[Dataset entries on figures]
╭──

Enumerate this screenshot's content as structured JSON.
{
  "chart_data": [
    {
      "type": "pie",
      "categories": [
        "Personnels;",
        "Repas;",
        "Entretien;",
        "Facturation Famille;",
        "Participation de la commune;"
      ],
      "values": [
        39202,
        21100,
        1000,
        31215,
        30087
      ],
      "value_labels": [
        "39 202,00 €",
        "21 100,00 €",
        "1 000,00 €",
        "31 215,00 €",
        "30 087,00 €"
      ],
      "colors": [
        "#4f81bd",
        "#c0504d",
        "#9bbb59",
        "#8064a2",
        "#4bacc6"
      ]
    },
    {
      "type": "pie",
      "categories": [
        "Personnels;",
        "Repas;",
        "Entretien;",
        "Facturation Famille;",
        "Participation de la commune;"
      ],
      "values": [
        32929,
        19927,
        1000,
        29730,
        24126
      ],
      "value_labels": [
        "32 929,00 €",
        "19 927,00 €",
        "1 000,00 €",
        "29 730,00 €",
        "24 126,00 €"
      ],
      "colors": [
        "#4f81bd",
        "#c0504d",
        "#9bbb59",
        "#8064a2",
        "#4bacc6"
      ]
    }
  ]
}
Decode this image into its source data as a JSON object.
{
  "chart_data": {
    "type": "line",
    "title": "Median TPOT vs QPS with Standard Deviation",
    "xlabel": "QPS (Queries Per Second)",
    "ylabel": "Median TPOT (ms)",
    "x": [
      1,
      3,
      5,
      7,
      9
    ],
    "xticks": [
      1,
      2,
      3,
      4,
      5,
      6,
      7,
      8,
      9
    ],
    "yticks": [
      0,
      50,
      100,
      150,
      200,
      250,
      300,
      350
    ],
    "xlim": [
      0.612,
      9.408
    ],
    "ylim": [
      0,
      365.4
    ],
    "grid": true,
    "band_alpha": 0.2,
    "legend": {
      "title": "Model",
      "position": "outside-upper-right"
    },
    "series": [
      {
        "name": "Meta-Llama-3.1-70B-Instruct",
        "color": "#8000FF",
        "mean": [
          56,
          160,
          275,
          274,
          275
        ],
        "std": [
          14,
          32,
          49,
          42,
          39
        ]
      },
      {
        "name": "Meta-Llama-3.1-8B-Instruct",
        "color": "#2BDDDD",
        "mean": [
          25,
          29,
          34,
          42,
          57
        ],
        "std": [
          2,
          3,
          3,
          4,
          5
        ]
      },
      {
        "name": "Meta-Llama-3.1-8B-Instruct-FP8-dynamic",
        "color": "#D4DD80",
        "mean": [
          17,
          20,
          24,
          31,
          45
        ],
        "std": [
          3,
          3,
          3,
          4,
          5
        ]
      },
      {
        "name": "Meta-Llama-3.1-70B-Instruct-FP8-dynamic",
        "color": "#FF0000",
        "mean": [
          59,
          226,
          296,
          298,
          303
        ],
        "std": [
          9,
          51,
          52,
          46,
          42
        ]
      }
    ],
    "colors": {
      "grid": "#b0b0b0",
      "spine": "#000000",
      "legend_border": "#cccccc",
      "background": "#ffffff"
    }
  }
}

╰──

Repeat all the records. Match each line exactly.

• **Full output**
Enumerate this screenshot's content as structured JSON.
{
  "chart_data": [
    {
      "type": "pie",
      "categories": [
        "Personnels;",
        "Repas;",
        "Entretien;",
        "Facturation Famille;",
        "Participation de la commune;"
      ],
      "values": [
        39202,
        21100,
        1000,
        31215,
        30087
      ],
      "value_labels": [
        "39 202,00 €",
        "21 100,00 €",
        "1 000,00 €",
        "31 215,00 €",
        "30 087,00 €"
      ],
      "colors": [
        "#4f81bd",
        "#c0504d",
        "#9bbb59",
        "#8064a2",
        "#4bacc6"
      ]
    },
    {
      "type": "pie",
      "categories": [
        "Personnels;",
        "Repas;",
        "Entretien;",
        "Facturation Famille;",
        "Participation de la commune;"
      ],
      "values": [
        32929,
        19927,
        1000,
        29730,
        24126
      ],
      "value_labels": [
        "32 929,00 €",
        "19 927,00 €",
        "1 000,00 €",
        "29 730,00 €",
        "24 126,00 €"
      ],
      "colors": [
        "#4f81bd",
        "#c0504d",
        "#9bbb59",
        "#8064a2",
        "#4bacc6"
      ]
    }
  ]
}
Decode this image into its source data as a JSON object.
{
  "chart_data": {
    "type": "line",
    "title": "Median TPOT vs QPS with Standard Deviation",
    "xlabel": "QPS (Queries Per Second)",
    "ylabel": "Median TPOT (ms)",
    "x": [
      1,
      3,
      5,
      7,
      9
    ],
    "xticks": [
      1,
      2,
      3,
      4,
      5,
      6,
      7,
      8,
      9
    ],
    "yticks": [
      0,
      50,
      100,
      150,
      200,
      250,
      300,
      350
    ],
    "xlim": [
      0.612,
      9.408
    ],
    "ylim": [
      0,
      365.4
    ],
    "grid": true,
    "band_alpha": 0.2,
    "legend": {
      "title": "Model",
      "position": "outside-upper-right"
    },
    "series": [
      {
        "name": "Meta-Llama-3.1-70B-Instruct",
        "color": "#8000FF",
        "mean": [
          56,
          160,
          275,
          274,
          275
        ],
        "std": [
          14,
          32,
          49,
          42,
          39
        ]
      },
      {
        "name": "Meta-Llama-3.1-8B-Instruct",
        "color": "#2BDDDD",
        "mean": [
          25,
          29,
          34,
          42,
          57
        ],
        "std": [
          2,
          3,
          3,
          4,
          5
        ]
      },
      {
        "name": "Meta-Llama-3.1-8B-Instruct-FP8-dynamic",
        "color": "#D4DD80",
        "mean": [
          17,
          20,
          24,
          31,
          45
        ],
        "std": [
          3,
          3,
          3,
          4,
          5
        ]
      },
      {
        "name": "Meta-Llama-3.1-70B-Instruct-FP8-dynamic",
        "color": "#FF0000",
        "mean": [
          59,
          226,
          296,
          298,
          303
        ],
        "std": [
          9,
          51,
          52,
          46,
          42
        ]
      }
    ],
    "colors": {
      "grid": "#b0b0b0",
      "spine": "#000000",
      "legend_border": "#cccccc",
      "background": "#ffffff"
    }
  }
}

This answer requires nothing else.